**Exercise description**: Take the material and output all of it exactly.

**Data provided**:
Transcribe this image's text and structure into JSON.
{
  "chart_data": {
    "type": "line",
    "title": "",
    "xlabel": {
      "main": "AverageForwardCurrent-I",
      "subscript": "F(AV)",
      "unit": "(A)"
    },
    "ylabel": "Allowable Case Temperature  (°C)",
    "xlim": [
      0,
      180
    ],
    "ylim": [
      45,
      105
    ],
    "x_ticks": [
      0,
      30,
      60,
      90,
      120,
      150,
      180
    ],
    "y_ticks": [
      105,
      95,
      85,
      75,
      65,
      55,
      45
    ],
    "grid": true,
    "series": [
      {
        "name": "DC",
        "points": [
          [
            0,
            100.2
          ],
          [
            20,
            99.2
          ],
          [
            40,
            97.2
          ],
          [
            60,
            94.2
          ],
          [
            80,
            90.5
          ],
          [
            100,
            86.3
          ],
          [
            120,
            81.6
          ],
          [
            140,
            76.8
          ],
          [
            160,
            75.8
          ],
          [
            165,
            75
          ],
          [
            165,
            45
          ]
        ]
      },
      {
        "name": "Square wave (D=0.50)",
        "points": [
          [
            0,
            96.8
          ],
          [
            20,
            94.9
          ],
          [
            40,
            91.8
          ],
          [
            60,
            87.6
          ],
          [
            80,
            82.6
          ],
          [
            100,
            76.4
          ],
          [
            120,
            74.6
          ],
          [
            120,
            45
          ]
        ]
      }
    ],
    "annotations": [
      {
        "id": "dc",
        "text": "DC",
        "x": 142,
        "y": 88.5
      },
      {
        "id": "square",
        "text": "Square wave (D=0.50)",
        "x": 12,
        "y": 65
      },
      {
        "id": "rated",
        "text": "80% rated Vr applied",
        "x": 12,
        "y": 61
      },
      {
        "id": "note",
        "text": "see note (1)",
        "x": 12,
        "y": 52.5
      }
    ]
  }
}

**Exercise solution**:
Transcribe this image's text and structure into JSON.
{
  "chart_data": {
    "type": "line",
    "title": "",
    "xlabel": {
      "main": "AverageForwardCurrent-I",
      "subscript": "F(AV)",
      "unit": "(A)"
    },
    "ylabel": "Allowable Case Temperature  (°C)",
    "xlim": [
      0,
      180
    ],
    "ylim": [
      45,
      105
    ],
    "x_ticks": [
      0,
      30,
      60,
      90,
      120,
      150,
      180
    ],
    "y_ticks": [
      105,
      95,
      85,
      75,
      65,
      55,
      45
    ],
    "grid": true,
    "series": [
      {
        "name": "DC",
        "points": [
          [
            0,
            100.2
          ],
          [
            20,
            99.2
          ],
          [
            40,
            97.2
          ],
          [
            60,
            94.2
          ],
          [
            80,
            90.5
          ],
          [
            100,
            86.3
          ],
          [
            120,
            81.6
          ],
          [
            140,
            76.8
          ],
          [
            160,
            75.8
          ],
          [
            165,
            75
          ],
          [
            165,
            45
          ]
        ]
      },
      {
        "name": "Square wave (D=0.50)",
        "points": [
          [
            0,
            96.8
          ],
          [
            20,
            94.9
          ],
          [
            40,
            91.8
          ],
          [
            60,
            87.6
          ],
          [
            80,
            82.6
          ],
          [
            100,
            76.4
          ],
          [
            120,
            74.6
          ],
          [
            120,
            45
          ]
        ]
      }
    ],
    "annotations": [
      {
        "id": "dc",
        "text": "DC",
        "x": 142,
        "y": 88.5
      },
      {
        "id": "square",
        "text": "Square wave (D=0.50)",
        "x": 12,
        "y": 65
      },
      {
        "id": "rated",
        "text": "80% rated Vr applied",
        "x": 12,
        "y": 61
      },
      {
        "id": "note",
        "text": "see note (1)",
        "x": 12,
        "y": 52.5
      }
    ]
  }
}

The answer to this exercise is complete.